--- Record excerpts ---

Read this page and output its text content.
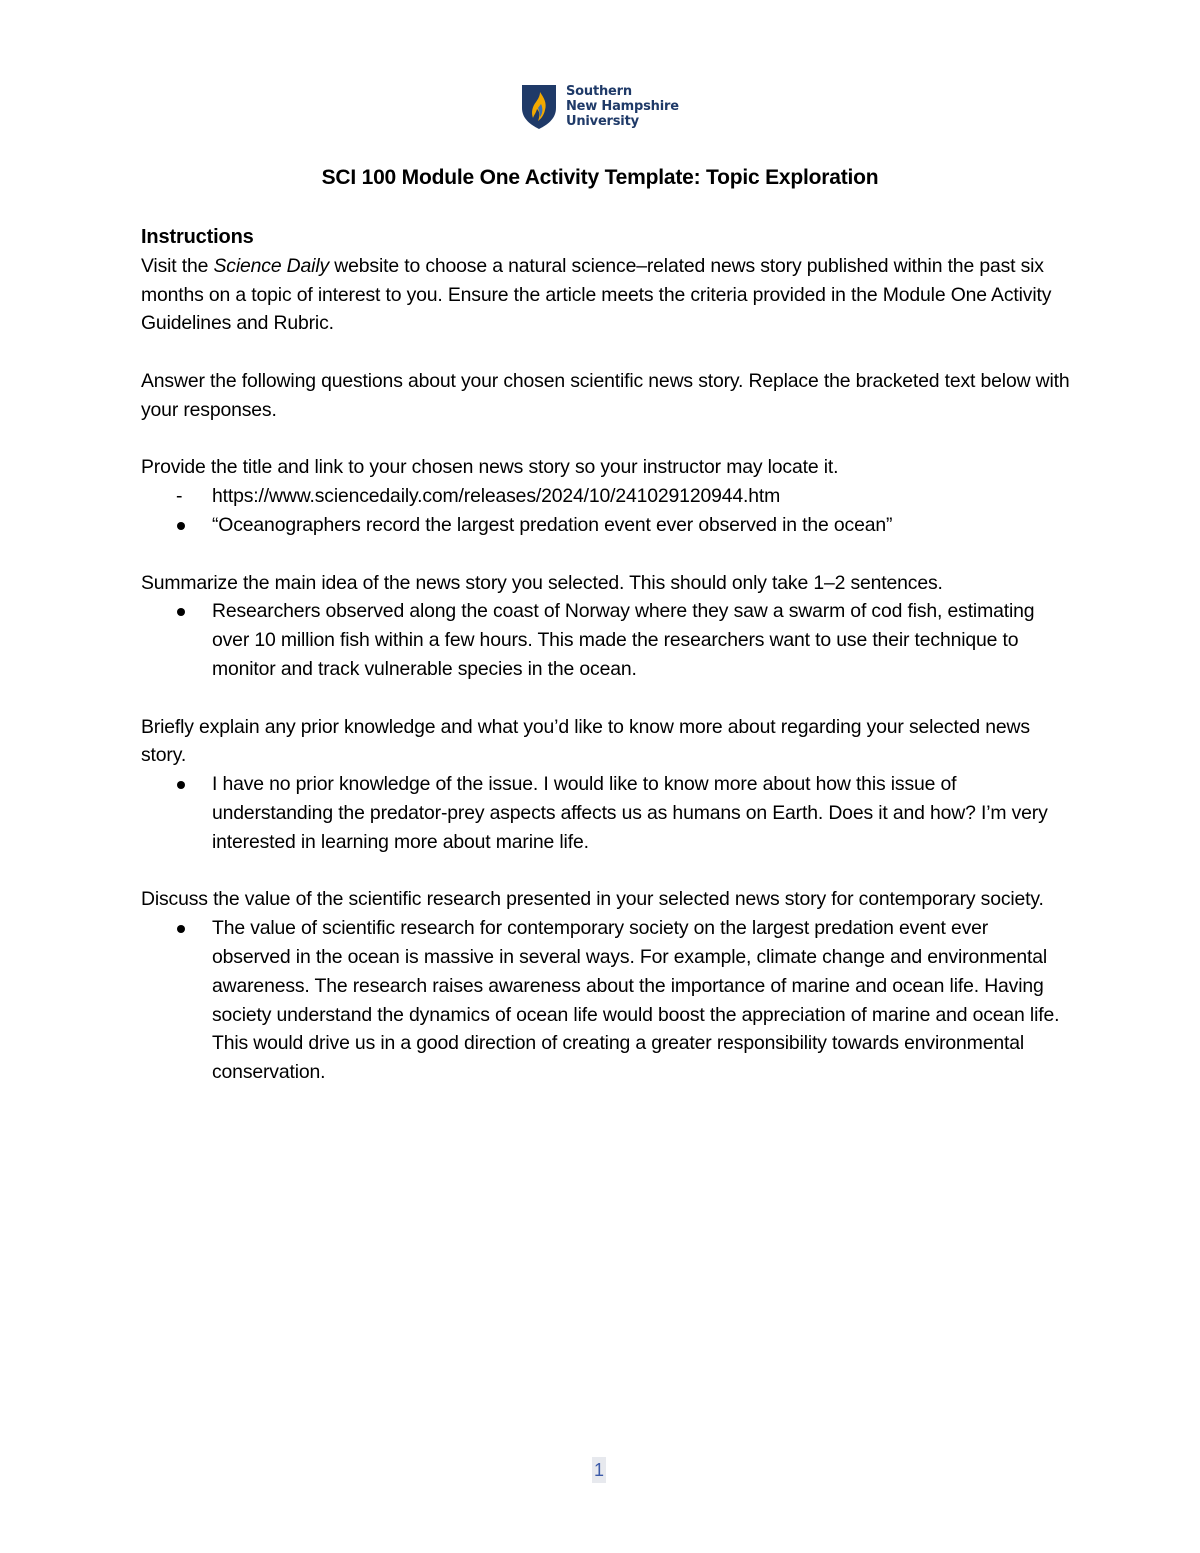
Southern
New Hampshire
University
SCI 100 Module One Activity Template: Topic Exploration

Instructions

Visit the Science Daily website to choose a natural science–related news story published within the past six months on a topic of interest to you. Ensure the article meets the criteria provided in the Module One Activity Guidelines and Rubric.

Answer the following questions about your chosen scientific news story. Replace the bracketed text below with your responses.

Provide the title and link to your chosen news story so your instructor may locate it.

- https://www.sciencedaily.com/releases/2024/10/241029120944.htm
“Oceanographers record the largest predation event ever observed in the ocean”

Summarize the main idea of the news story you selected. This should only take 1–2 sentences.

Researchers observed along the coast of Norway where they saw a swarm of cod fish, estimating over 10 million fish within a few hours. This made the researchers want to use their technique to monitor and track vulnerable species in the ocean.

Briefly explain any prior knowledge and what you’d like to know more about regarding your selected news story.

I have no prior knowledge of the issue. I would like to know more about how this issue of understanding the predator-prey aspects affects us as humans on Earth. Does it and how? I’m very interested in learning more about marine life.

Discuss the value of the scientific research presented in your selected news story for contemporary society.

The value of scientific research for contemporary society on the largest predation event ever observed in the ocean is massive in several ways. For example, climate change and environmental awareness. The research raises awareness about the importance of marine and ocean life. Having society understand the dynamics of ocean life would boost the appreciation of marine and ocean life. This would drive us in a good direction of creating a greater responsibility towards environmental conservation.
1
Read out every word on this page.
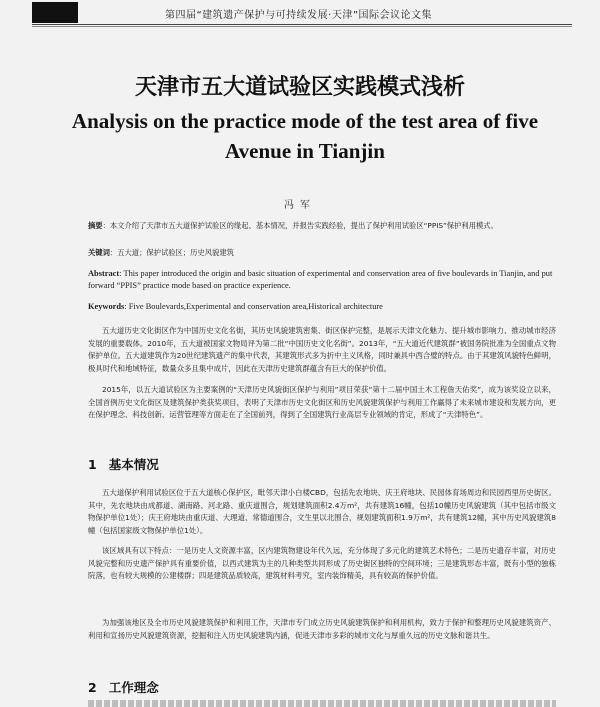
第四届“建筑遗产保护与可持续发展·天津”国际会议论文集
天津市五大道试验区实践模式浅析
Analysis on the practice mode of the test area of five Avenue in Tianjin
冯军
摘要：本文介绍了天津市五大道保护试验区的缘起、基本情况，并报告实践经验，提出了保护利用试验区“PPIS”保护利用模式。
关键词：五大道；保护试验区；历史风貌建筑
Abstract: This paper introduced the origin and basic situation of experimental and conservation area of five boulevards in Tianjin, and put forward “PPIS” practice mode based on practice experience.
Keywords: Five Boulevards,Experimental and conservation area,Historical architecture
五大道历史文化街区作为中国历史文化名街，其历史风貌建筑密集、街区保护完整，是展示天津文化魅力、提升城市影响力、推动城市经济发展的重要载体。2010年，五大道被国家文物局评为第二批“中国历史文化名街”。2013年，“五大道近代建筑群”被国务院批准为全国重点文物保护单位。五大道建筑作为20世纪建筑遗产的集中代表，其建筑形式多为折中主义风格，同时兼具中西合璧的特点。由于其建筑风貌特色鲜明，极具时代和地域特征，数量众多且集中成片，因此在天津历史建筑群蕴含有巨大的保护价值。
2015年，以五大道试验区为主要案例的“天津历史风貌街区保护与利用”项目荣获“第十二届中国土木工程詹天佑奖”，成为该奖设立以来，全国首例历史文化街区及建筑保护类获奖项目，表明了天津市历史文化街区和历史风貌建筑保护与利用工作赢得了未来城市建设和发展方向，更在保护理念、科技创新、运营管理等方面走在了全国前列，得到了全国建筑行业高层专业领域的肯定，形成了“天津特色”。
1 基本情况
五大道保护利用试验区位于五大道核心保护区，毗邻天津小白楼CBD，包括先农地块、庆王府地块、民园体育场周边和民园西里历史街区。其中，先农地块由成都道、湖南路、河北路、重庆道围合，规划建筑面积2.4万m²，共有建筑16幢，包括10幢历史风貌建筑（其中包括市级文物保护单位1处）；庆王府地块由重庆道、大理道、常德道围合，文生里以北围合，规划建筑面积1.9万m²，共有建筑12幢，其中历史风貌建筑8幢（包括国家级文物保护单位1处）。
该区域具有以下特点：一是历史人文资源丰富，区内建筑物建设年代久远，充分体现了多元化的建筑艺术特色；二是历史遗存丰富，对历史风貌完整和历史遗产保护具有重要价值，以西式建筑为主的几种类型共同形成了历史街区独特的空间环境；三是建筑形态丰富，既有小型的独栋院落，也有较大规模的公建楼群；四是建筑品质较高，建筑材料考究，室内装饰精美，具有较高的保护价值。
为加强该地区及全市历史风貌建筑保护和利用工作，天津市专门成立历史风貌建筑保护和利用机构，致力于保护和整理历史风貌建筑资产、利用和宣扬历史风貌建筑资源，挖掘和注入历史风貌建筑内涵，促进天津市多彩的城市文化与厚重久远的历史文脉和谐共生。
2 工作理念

---

Written request
Reproduce all of the data exactly; the pictures do not belong in the copy.

Answer
Read this page and output its text content.
Southern
New Hampshire
University
SCI 100 Module One Activity Template: Topic Exploration

Instructions

Visit the Science Daily website to choose a natural science–related news story published within the past six months on a topic of interest to you. Ensure the article meets the criteria provided in the Module One Activity Guidelines and Rubric.

Answer the following questions about your chosen scientific news story. Replace the bracketed text below with your responses.

Provide the title and link to your chosen news story so your instructor may locate it.

- https://www.sciencedaily.com/releases/2024/10/241029120944.htm
“Oceanographers record the largest predation event ever observed in the ocean”

Summarize the main idea of the news story you selected. This should only take 1–2 sentences.

Researchers observed along the coast of Norway where they saw a swarm of cod fish, estimating over 10 million fish within a few hours. This made the researchers want to use their technique to monitor and track vulnerable species in the ocean.

Briefly explain any prior knowledge and what you’d like to know more about regarding your selected news story.

I have no prior knowledge of the issue. I would like to know more about how this issue of understanding the predator-prey aspects affects us as humans on Earth. Does it and how? I’m very interested in learning more about marine life.

Discuss the value of the scientific research presented in your selected news story for contemporary society.

The value of scientific research for contemporary society on the largest predation event ever observed in the ocean is massive in several ways. For example, climate change and environmental awareness. The research raises awareness about the importance of marine and ocean life. Having society understand the dynamics of ocean life would boost the appreciation of marine and ocean life. This would drive us in a good direction of creating a greater responsibility towards environmental conservation.
1
Read out every word on this page.
第四届“建筑遗产保护与可持续发展·天津”国际会议论文集
天津市五大道试验区实践模式浅析
Analysis on the practice mode of the test area of five Avenue in Tianjin
冯军
摘要：本文介绍了天津市五大道保护试验区的缘起、基本情况，并报告实践经验，提出了保护利用试验区“PPIS”保护利用模式。
关键词：五大道；保护试验区；历史风貌建筑
Abstract: This paper introduced the origin and basic situation of experimental and conservation area of five boulevards in Tianjin, and put forward “PPIS” practice mode based on practice experience.
Keywords: Five Boulevards,Experimental and conservation area,Historical architecture
五大道历史文化街区作为中国历史文化名街，其历史风貌建筑密集、街区保护完整，是展示天津文化魅力、提升城市影响力、推动城市经济发展的重要载体。2010年，五大道被国家文物局评为第二批“中国历史文化名街”。2013年，“五大道近代建筑群”被国务院批准为全国重点文物保护单位。五大道建筑作为20世纪建筑遗产的集中代表，其建筑形式多为折中主义风格，同时兼具中西合璧的特点。由于其建筑风貌特色鲜明，极具时代和地域特征，数量众多且集中成片，因此在天津历史建筑群蕴含有巨大的保护价值。
2015年，以五大道试验区为主要案例的“天津历史风貌街区保护与利用”项目荣获“第十二届中国土木工程詹天佑奖”，成为该奖设立以来，全国首例历史文化街区及建筑保护类获奖项目，表明了天津市历史文化街区和历史风貌建筑保护与利用工作赢得了未来城市建设和发展方向，更在保护理念、科技创新、运营管理等方面走在了全国前列，得到了全国建筑行业高层专业领域的肯定，形成了“天津特色”。
1 基本情况
五大道保护利用试验区位于五大道核心保护区，毗邻天津小白楼CBD，包括先农地块、庆王府地块、民园体育场周边和民园西里历史街区。其中，先农地块由成都道、湖南路、河北路、重庆道围合，规划建筑面积2.4万m²，共有建筑16幢，包括10幢历史风貌建筑（其中包括市级文物保护单位1处）；庆王府地块由重庆道、大理道、常德道围合，文生里以北围合，规划建筑面积1.9万m²，共有建筑12幢，其中历史风貌建筑8幢（包括国家级文物保护单位1处）。
该区域具有以下特点：一是历史人文资源丰富，区内建筑物建设年代久远，充分体现了多元化的建筑艺术特色；二是历史遗存丰富，对历史风貌完整和历史遗产保护具有重要价值，以西式建筑为主的几种类型共同形成了历史街区独特的空间环境；三是建筑形态丰富，既有小型的独栋院落，也有较大规模的公建楼群；四是建筑品质较高，建筑材料考究，室内装饰精美，具有较高的保护价值。
为加强该地区及全市历史风貌建筑保护和利用工作，天津市专门成立历史风貌建筑保护和利用机构，致力于保护和整理历史风貌建筑资产、利用和宣扬历史风貌建筑资源，挖掘和注入历史风貌建筑内涵，促进天津市多彩的城市文化与厚重久远的历史文脉和谐共生。
2 工作理念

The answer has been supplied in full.